WHAT TO DO
Report the number of lines that hold the string "source". Leave out any other text.

RECORDS FOR THE EXERCISE

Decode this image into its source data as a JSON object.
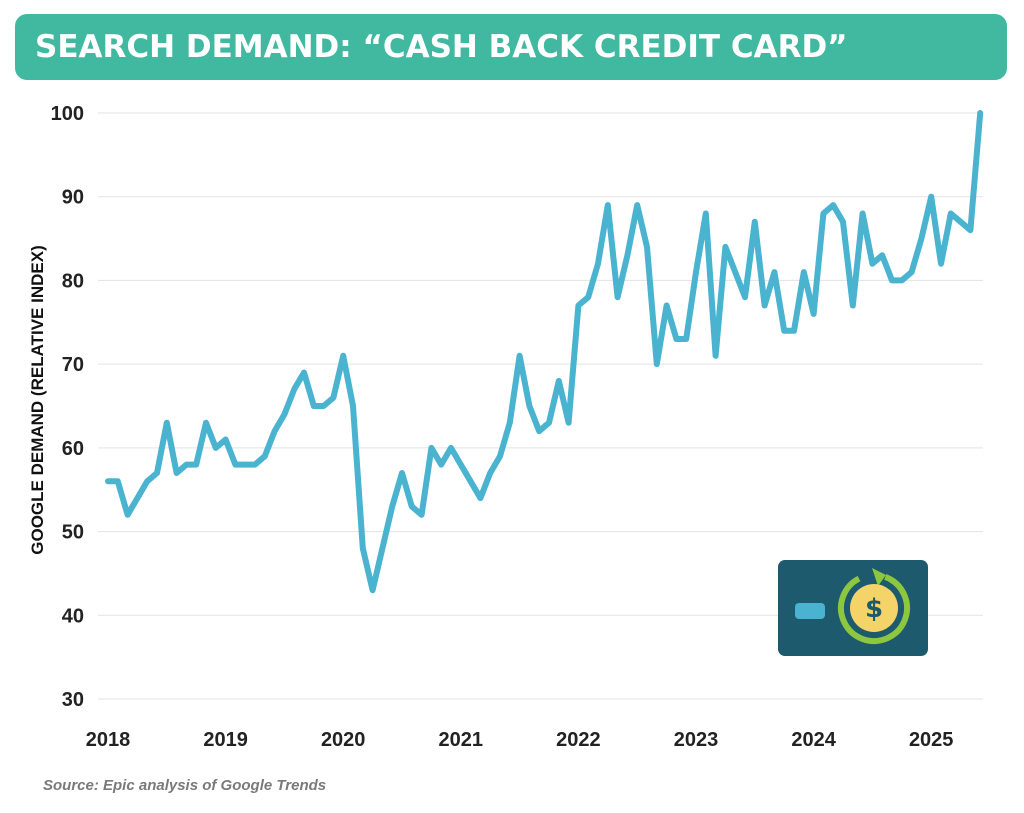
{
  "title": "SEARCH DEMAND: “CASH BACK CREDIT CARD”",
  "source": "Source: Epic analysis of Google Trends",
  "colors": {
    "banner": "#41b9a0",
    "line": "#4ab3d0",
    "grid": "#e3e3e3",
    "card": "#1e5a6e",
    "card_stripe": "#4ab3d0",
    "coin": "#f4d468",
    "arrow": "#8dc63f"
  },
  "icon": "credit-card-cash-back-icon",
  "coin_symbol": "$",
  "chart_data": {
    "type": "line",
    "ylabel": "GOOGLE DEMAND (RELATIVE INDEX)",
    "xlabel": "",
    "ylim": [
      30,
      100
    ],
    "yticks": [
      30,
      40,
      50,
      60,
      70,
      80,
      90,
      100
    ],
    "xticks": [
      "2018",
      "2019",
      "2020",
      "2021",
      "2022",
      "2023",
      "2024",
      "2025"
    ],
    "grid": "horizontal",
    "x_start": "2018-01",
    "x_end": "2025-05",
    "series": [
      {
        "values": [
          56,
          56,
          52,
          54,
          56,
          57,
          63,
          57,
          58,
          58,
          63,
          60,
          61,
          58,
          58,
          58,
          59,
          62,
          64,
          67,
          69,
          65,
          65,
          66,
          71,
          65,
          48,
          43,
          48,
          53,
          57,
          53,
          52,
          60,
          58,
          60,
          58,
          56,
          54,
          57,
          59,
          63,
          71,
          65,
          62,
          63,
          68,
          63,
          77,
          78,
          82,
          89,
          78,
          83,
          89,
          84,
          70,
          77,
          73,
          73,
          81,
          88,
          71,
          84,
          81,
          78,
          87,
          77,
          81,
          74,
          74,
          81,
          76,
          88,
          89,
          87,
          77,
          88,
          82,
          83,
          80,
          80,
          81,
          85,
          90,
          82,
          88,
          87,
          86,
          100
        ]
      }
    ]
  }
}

RESULT BELOW
2